*TASK GOAL*
From the entries below, report how many lines contain the string "ячий". Give only that number.

*ENTRIES PROVIDED*

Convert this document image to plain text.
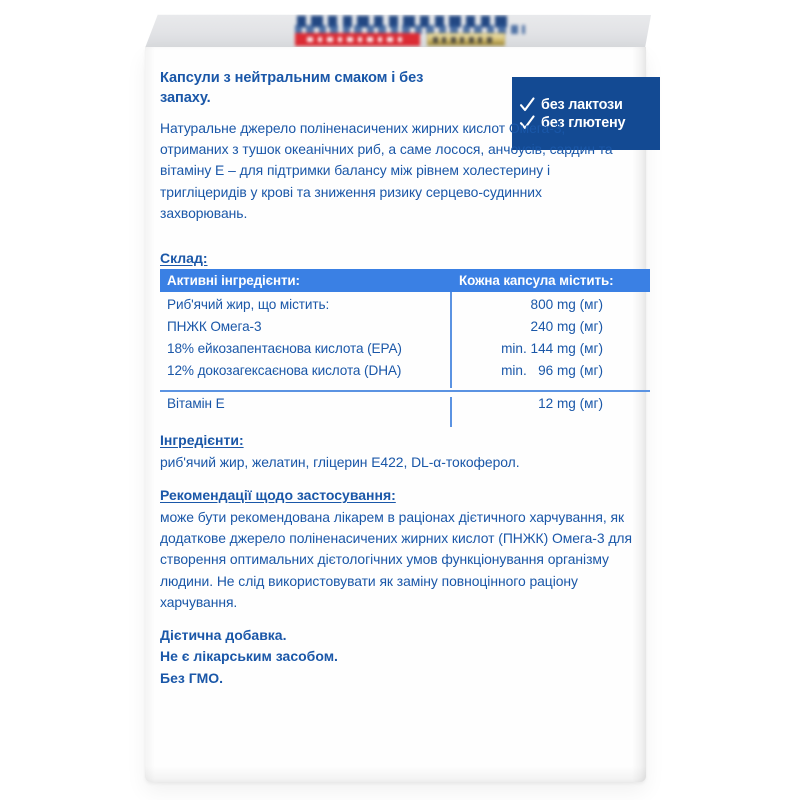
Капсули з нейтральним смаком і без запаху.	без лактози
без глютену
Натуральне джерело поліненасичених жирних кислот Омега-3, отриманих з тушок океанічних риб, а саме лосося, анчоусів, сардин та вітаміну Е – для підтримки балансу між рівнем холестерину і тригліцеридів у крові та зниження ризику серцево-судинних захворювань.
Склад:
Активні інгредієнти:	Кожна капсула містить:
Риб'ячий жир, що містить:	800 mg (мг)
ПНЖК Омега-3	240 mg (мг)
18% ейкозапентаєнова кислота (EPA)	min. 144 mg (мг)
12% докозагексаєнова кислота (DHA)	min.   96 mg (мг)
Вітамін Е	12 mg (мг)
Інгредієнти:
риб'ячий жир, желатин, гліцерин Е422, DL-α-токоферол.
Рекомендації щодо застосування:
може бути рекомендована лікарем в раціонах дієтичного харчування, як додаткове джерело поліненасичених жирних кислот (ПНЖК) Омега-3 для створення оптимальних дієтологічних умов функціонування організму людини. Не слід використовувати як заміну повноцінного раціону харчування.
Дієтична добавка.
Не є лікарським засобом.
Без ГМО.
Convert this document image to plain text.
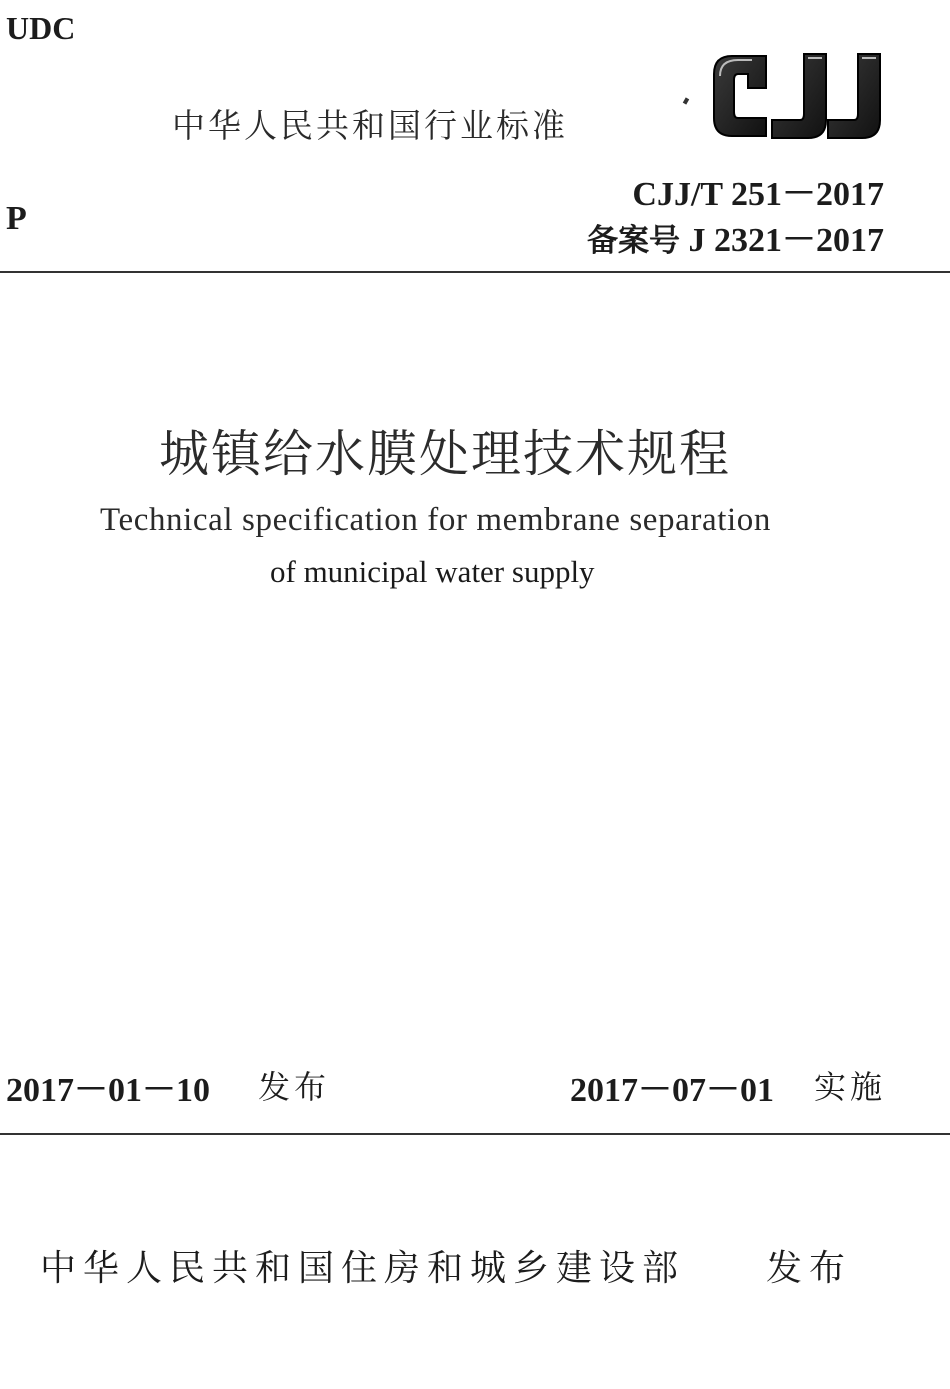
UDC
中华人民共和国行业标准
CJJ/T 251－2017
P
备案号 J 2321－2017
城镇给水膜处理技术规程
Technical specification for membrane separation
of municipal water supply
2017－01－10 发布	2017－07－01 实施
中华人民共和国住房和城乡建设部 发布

*ANSWER TO THE EXERCISE*
2